**Problem to solve:** Copy the data exactly; pictures stay out of the copy.

— start of Entries supplied —

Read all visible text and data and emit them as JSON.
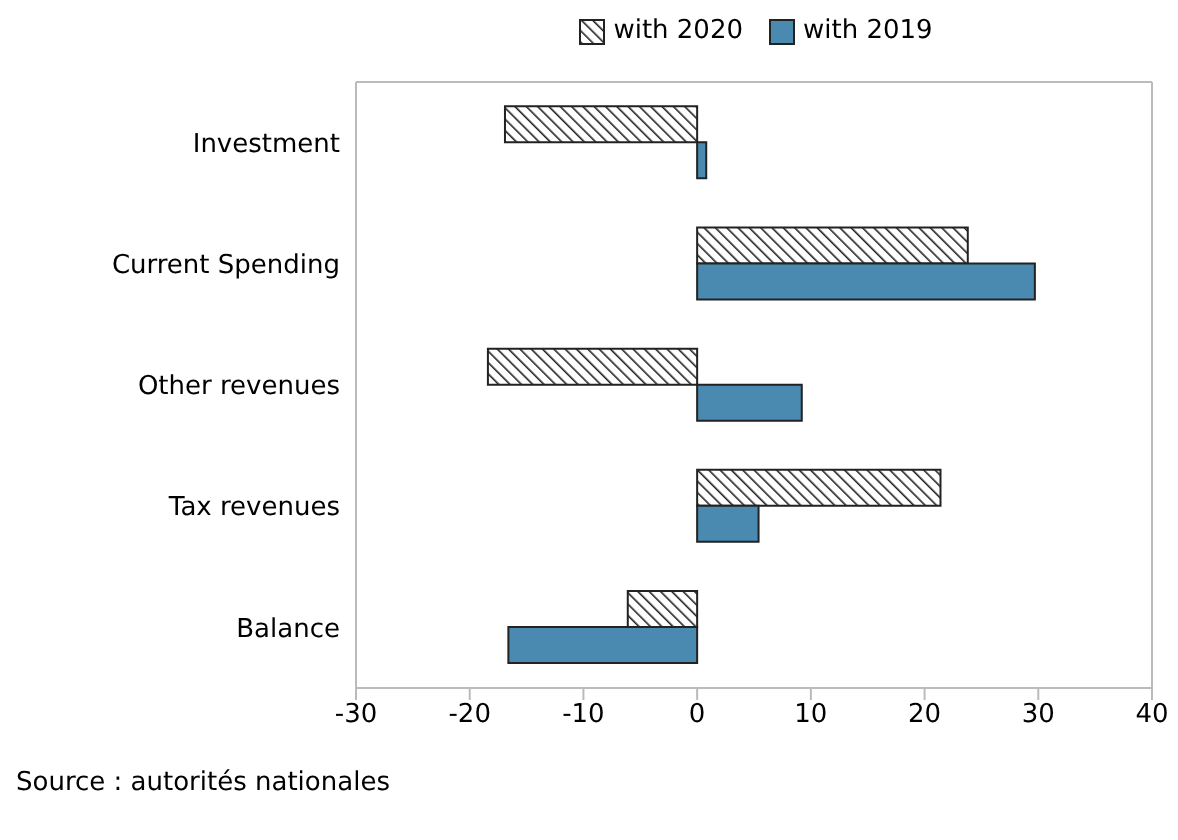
{
  "chart_data": {
    "type": "bar",
    "orientation": "horizontal",
    "categories": [
      "Investment",
      "Current Spending",
      "Other revenues",
      "Tax revenues",
      "Balance"
    ],
    "series": [
      {
        "name": "with 2020",
        "color": "#222222",
        "values": [
          -16.9,
          23.8,
          -18.4,
          21.4,
          -6.1
        ]
      },
      {
        "name": "with 2019",
        "color": "#4a8ab0",
        "values": [
          0.8,
          29.7,
          9.2,
          5.4,
          -16.6
        ]
      }
    ],
    "xlim": [
      -30,
      40
    ],
    "xticks": [
      -30,
      -20,
      -10,
      0,
      10,
      20,
      30,
      40
    ],
    "grid": false,
    "legend": "top",
    "annotations": [
      "Source : autorités nationales"
    ]
  }
}
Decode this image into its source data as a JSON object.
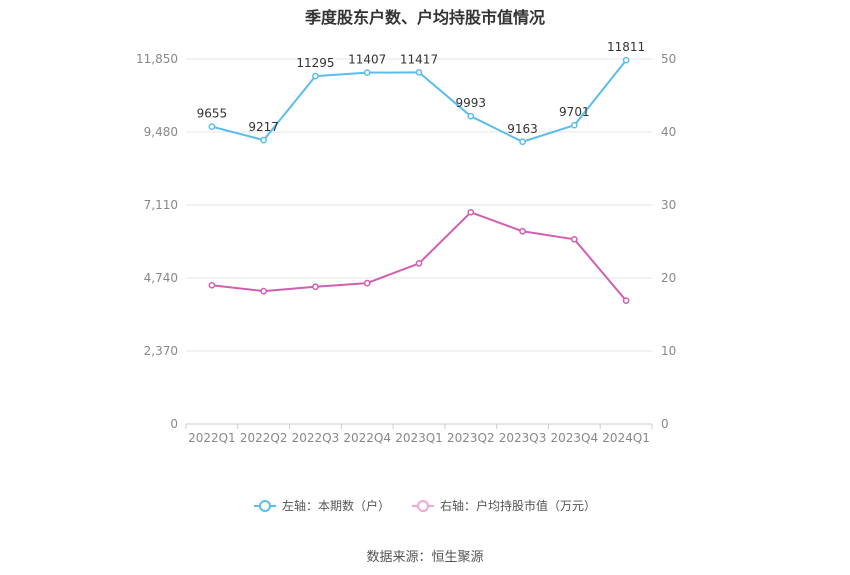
{
  "chart_data": {
    "type": "line",
    "title": "季度股东户数、户均持股市值情况",
    "categories": [
      "2022Q1",
      "2022Q2",
      "2022Q3",
      "2022Q4",
      "2023Q1",
      "2023Q2",
      "2023Q3",
      "2023Q4",
      "2024Q1"
    ],
    "left_axis": {
      "ticks": [
        "0",
        "2,370",
        "4,740",
        "7,110",
        "9,480",
        "11,850"
      ],
      "ylim": [
        0,
        11850
      ]
    },
    "right_axis": {
      "ticks": [
        "0",
        "10",
        "20",
        "30",
        "40",
        "50"
      ],
      "ylim": [
        0,
        50
      ]
    },
    "series": [
      {
        "name": "左轴：本期数（户）",
        "axis": "left",
        "color": "#5bbcf0",
        "values": [
          9655,
          9217,
          11295,
          11407,
          11417,
          9993,
          9163,
          9701,
          11811
        ],
        "labels": [
          "9655",
          "9217",
          "11295",
          "11407",
          "11417",
          "9993",
          "9163",
          "9701",
          "11811"
        ]
      },
      {
        "name": "右轴：户均持股市值（万元）",
        "axis": "right",
        "color": "#d05fb0",
        "values": [
          19.0,
          18.2,
          18.8,
          19.3,
          22.0,
          29.0,
          26.4,
          25.3,
          16.9
        ]
      }
    ],
    "grid": true,
    "legend_position": "bottom"
  },
  "footer": {
    "source": "数据来源：恒生聚源"
  }
}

— end of Entries supplied —

**Complete output:**
Read all visible text and data and emit them as JSON.
{
  "chart_data": {
    "type": "bar",
    "orientation": "horizontal",
    "categories": [
      "Investment",
      "Current Spending",
      "Other revenues",
      "Tax revenues",
      "Balance"
    ],
    "series": [
      {
        "name": "with 2020",
        "color": "#222222",
        "values": [
          -16.9,
          23.8,
          -18.4,
          21.4,
          -6.1
        ]
      },
      {
        "name": "with 2019",
        "color": "#4a8ab0",
        "values": [
          0.8,
          29.7,
          9.2,
          5.4,
          -16.6
        ]
      }
    ],
    "xlim": [
      -30,
      40
    ],
    "xticks": [
      -30,
      -20,
      -10,
      0,
      10,
      20,
      30,
      40
    ],
    "grid": false,
    "legend": "top",
    "annotations": [
      "Source : autorités nationales"
    ]
  }
}
Decode this image into its source data as a JSON object.
{
  "chart_data": {
    "type": "line",
    "title": "季度股东户数、户均持股市值情况",
    "categories": [
      "2022Q1",
      "2022Q2",
      "2022Q3",
      "2022Q4",
      "2023Q1",
      "2023Q2",
      "2023Q3",
      "2023Q4",
      "2024Q1"
    ],
    "left_axis": {
      "ticks": [
        "0",
        "2,370",
        "4,740",
        "7,110",
        "9,480",
        "11,850"
      ],
      "ylim": [
        0,
        11850
      ]
    },
    "right_axis": {
      "ticks": [
        "0",
        "10",
        "20",
        "30",
        "40",
        "50"
      ],
      "ylim": [
        0,
        50
      ]
    },
    "series": [
      {
        "name": "左轴：本期数（户）",
        "axis": "left",
        "color": "#5bbcf0",
        "values": [
          9655,
          9217,
          11295,
          11407,
          11417,
          9993,
          9163,
          9701,
          11811
        ],
        "labels": [
          "9655",
          "9217",
          "11295",
          "11407",
          "11417",
          "9993",
          "9163",
          "9701",
          "11811"
        ]
      },
      {
        "name": "右轴：户均持股市值（万元）",
        "axis": "right",
        "color": "#d05fb0",
        "values": [
          19.0,
          18.2,
          18.8,
          19.3,
          22.0,
          29.0,
          26.4,
          25.3,
          16.9
        ]
      }
    ],
    "grid": true,
    "legend_position": "bottom"
  },
  "footer": {
    "source": "数据来源：恒生聚源"
  }
}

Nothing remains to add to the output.